**Task instructions**
Reproduce the entries from the line with "class-name-action: Action xyxy=(1280,587,1355,615)" up to and including the line with "class-box-target-filter-query[interactable]: <<Rollouts>> Target", swapping "interactable" for "clickable" and leaving everything else unchanged.

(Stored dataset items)
* * * *

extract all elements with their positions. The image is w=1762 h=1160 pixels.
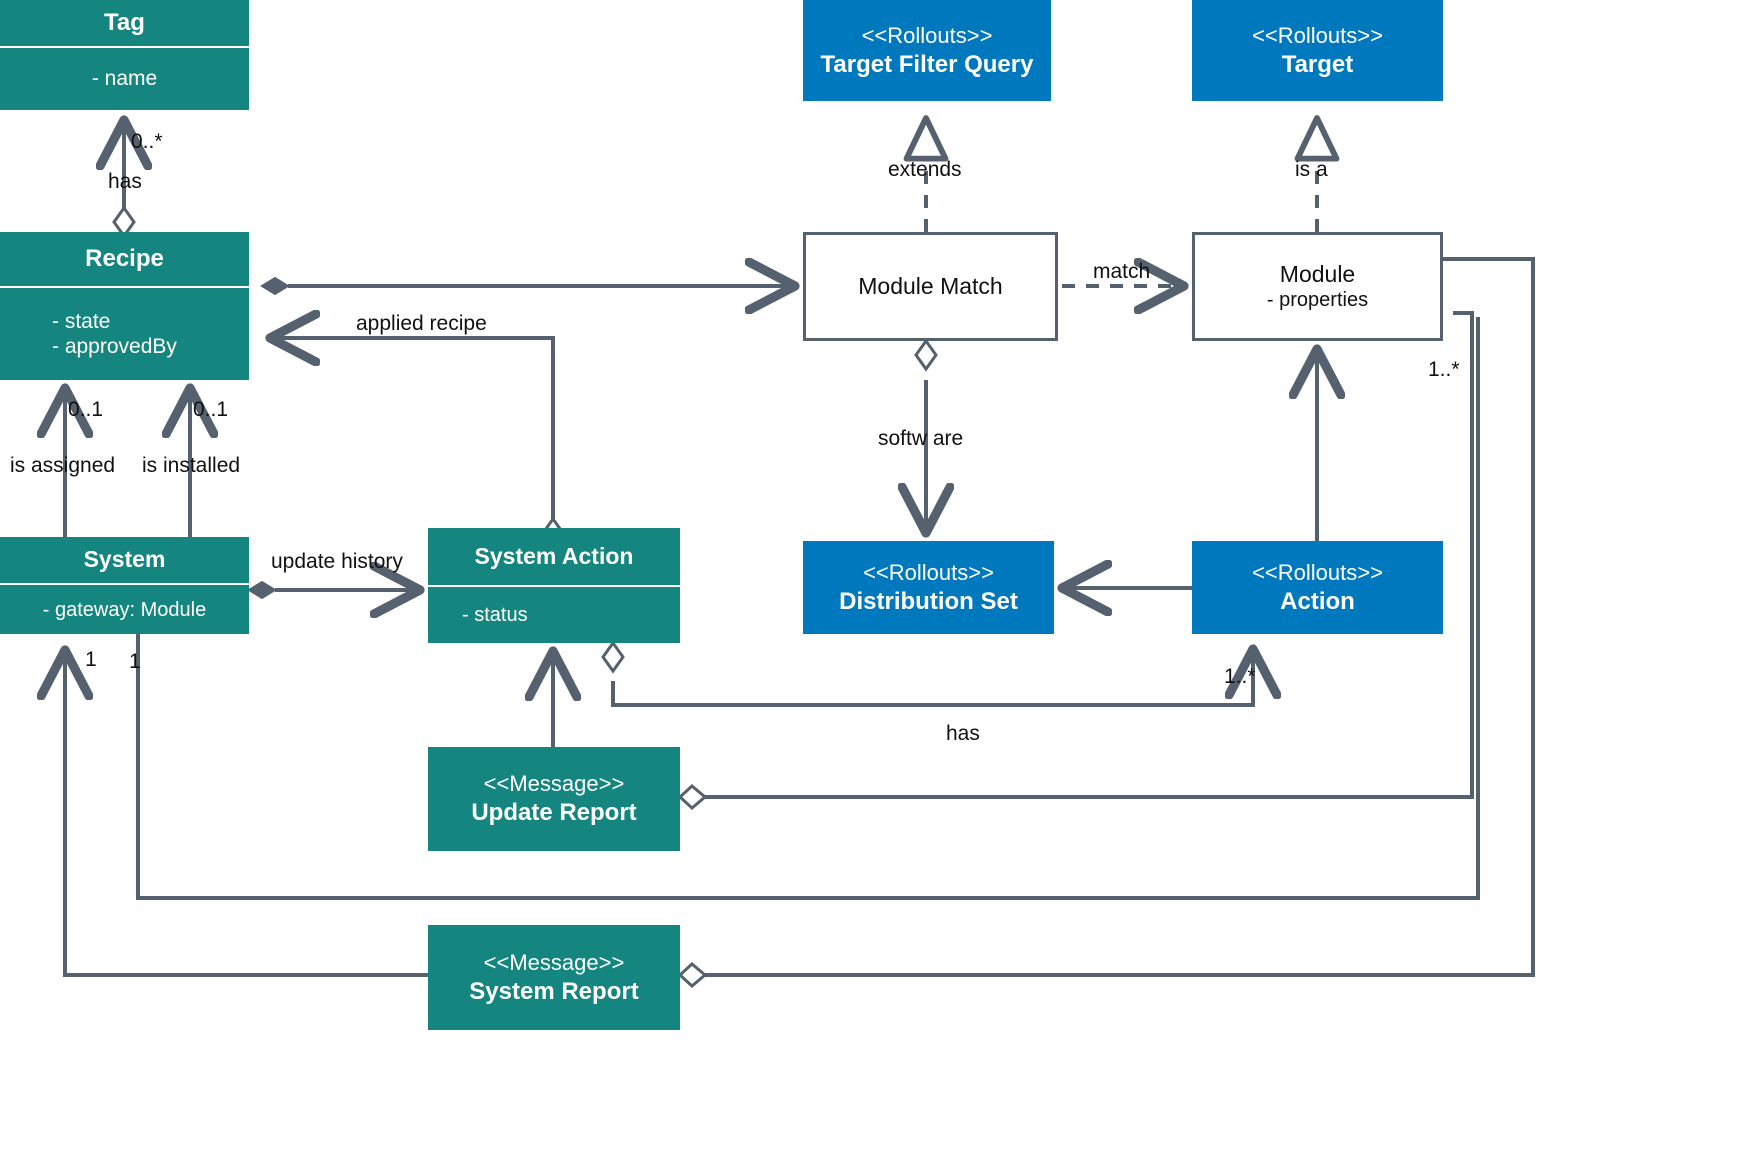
class-name-action: Action xyxy=(1280,587,1355,615)
edge-label-has-action: has xyxy=(946,722,980,745)
class-name-target: Target xyxy=(1281,50,1354,78)
class-box-distribution-set[interactable]: <<Rollouts>> Distribution Set xyxy=(803,541,1054,634)
multiplicity-recipe-tag: 0..* xyxy=(131,130,163,153)
edge-label-applied-recipe: applied recipe xyxy=(356,312,487,335)
uml-class-diagram: Tag - name Recipe - state - approvedBy S… xyxy=(0,0,1762,1160)
composition-diamond-recipe-modulematch xyxy=(260,276,290,296)
class-name-distribution-set: Distribution Set xyxy=(839,587,1018,615)
class-box-action[interactable]: <<Rollouts>> Action xyxy=(1192,541,1443,634)
class-box-system-action[interactable]: System Action - status xyxy=(428,528,680,643)
edge-label-match: match xyxy=(1093,260,1151,283)
class-box-module-match[interactable]: Module Match xyxy=(803,232,1058,341)
class-box-module[interactable]: Module - properties xyxy=(1192,232,1443,341)
class-attributes-tag: - name xyxy=(91,67,158,91)
class-box-target-filter-query[interactable]: <<Rollouts>> Target Filter Query xyxy=(803,0,1051,101)
class-box-target[interactable]: <<Rollouts>> Target xyxy=(1192,0,1443,101)
class-name-module-match: Module Match xyxy=(858,273,1003,300)
class-stereotype-system-report: <<Message>> xyxy=(483,949,625,975)
edge-label-has-tag: has xyxy=(108,170,142,193)
multiplicity-module-right: 1..* xyxy=(1428,358,1460,381)
class-box-recipe[interactable]: Recipe - state - approvedBy xyxy=(0,232,249,380)
class-box-update-report[interactable]: <<Message>> Update Report xyxy=(428,747,680,851)
aggregation-diamond-systemreport-module xyxy=(677,962,708,988)
multiplicity-has-action: 1..* xyxy=(1224,665,1256,688)
edge-label-extends: extends xyxy=(888,158,962,181)
class-attributes-system-action: - status xyxy=(462,604,528,626)
edge-label-is-assigned: is assigned xyxy=(10,454,116,477)
class-box-tag[interactable]: Tag - name xyxy=(0,0,249,110)
class-name-recipe: Recipe xyxy=(85,244,164,272)
class-box-system-report[interactable]: <<Message>> System Report xyxy=(428,925,680,1030)
class-box-system[interactable]: System - gateway: Module xyxy=(0,537,249,634)
class-name-system: System xyxy=(83,546,166,573)
wire-systemreport-system-a xyxy=(65,652,428,977)
composition-diamond-system-systemaction xyxy=(247,580,277,600)
class-attributes-recipe: - state - approvedBy xyxy=(52,309,177,358)
class-stereotype-target: <<Rollouts>> xyxy=(1252,22,1383,48)
multiplicity-system-a: 1 xyxy=(85,648,97,671)
class-stereotype-target-filter-query: <<Rollouts>> xyxy=(861,22,993,48)
edge-label-is-a: is a xyxy=(1295,158,1328,181)
class-name-update-report: Update Report xyxy=(471,799,637,826)
edge-label-update-history: update history xyxy=(271,550,403,573)
edge-label-software: softw are xyxy=(878,427,964,450)
aggregation-diamond-updatereport-module xyxy=(677,784,708,810)
class-name-system-report: System Report xyxy=(469,977,639,1005)
class-attributes-system: - gateway: Module xyxy=(42,598,207,621)
multiplicity-system-b: 1 xyxy=(129,650,141,673)
wire-applied-recipe xyxy=(272,338,555,519)
class-stereotype-action: <<Rollouts>> xyxy=(1252,559,1383,585)
class-stereotype-update-report: <<Message>> xyxy=(483,771,625,796)
wire-has-action xyxy=(611,651,1253,707)
class-name-target-filter-query: Target Filter Query xyxy=(820,50,1034,78)
class-name-system-action: System Action xyxy=(474,542,634,569)
edge-label-is-installed: is installed xyxy=(142,454,241,477)
multiplicity-system-installed: 0..1 xyxy=(193,398,229,421)
class-attributes-module: - properties xyxy=(1266,289,1369,312)
multiplicity-system-assigned: 0..1 xyxy=(68,398,104,421)
class-name-module: Module xyxy=(1279,261,1356,288)
class-name-tag: Tag xyxy=(104,8,145,36)
class-stereotype-distribution-set: <<Rollouts>> xyxy=(863,559,994,585)
aggregation-diamond-systemaction-action xyxy=(601,640,625,674)
aggregation-diamond-modulematch-distset xyxy=(914,338,938,372)
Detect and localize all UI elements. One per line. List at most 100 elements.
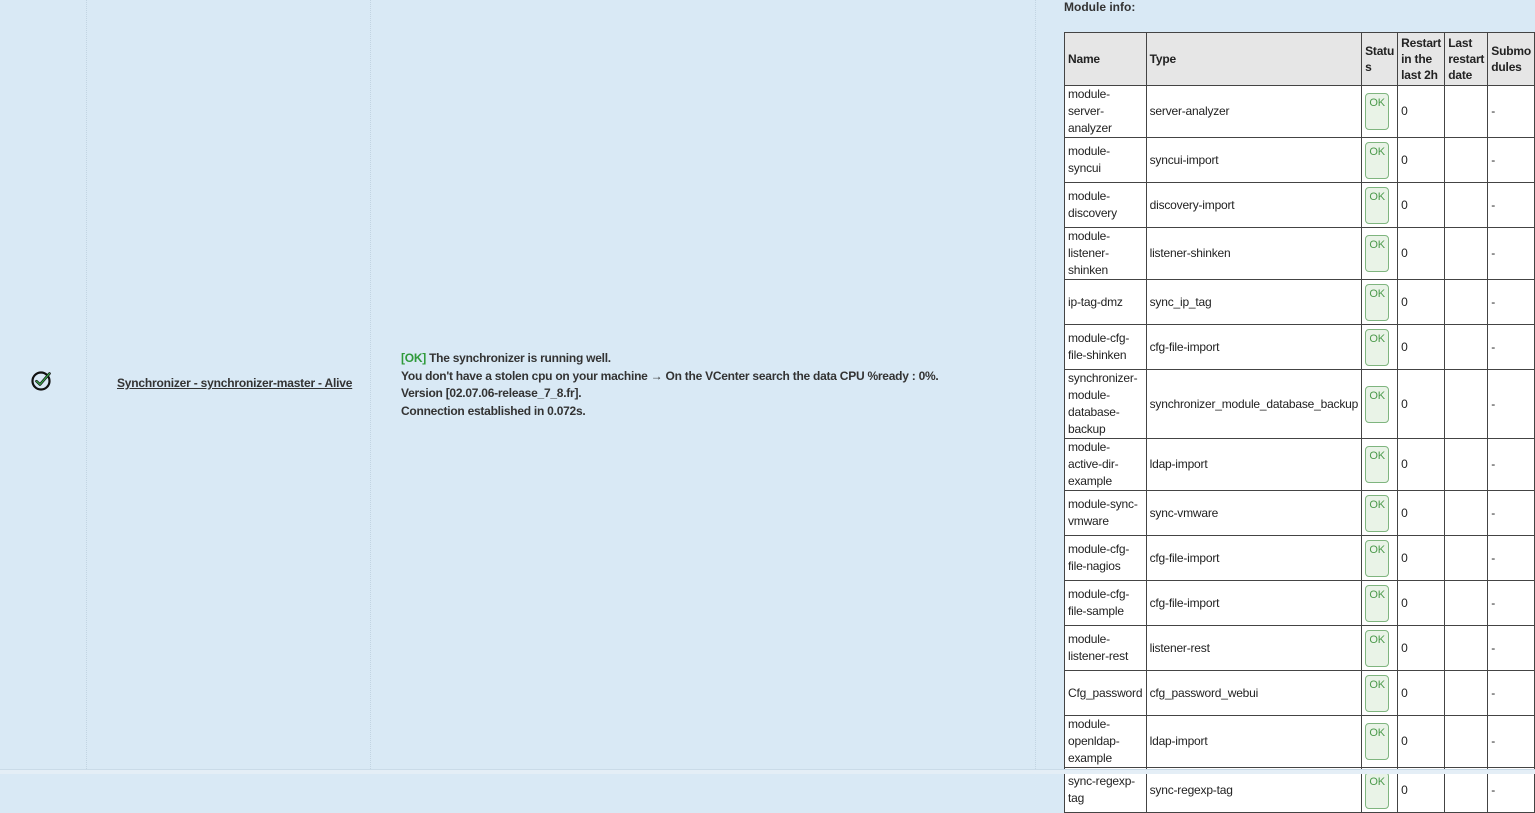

* * * *

**Exercise result**
class-name-action: Action xyxy=(1280,587,1355,615)
edge-label-has-action: has xyxy=(946,722,980,745)
class-name-target: Target xyxy=(1281,50,1354,78)
class-box-distribution-set[clickable]: <<Rollouts>> Distribution Set xyxy=(803,541,1054,634)
multiplicity-recipe-tag: 0..* xyxy=(131,130,163,153)
edge-label-applied-recipe: applied recipe xyxy=(356,312,487,335)
uml-class-diagram: Tag - name Recipe - state - approvedBy S… xyxy=(0,0,1762,1160)
composition-diamond-recipe-modulematch xyxy=(260,276,290,296)
class-name-distribution-set: Distribution Set xyxy=(839,587,1018,615)
class-box-action[clickable]: <<Rollouts>> Action xyxy=(1192,541,1443,634)
class-box-system-action[clickable]: System Action - status xyxy=(428,528,680,643)
edge-label-match: match xyxy=(1093,260,1151,283)
class-box-module-match[clickable]: Module Match xyxy=(803,232,1058,341)
class-box-module[clickable]: Module - properties xyxy=(1192,232,1443,341)
class-attributes-tag: - name xyxy=(91,67,158,91)
class-box-target-filter-query[clickable]: <<Rollouts>> Target Filter Query xyxy=(803,0,1051,101)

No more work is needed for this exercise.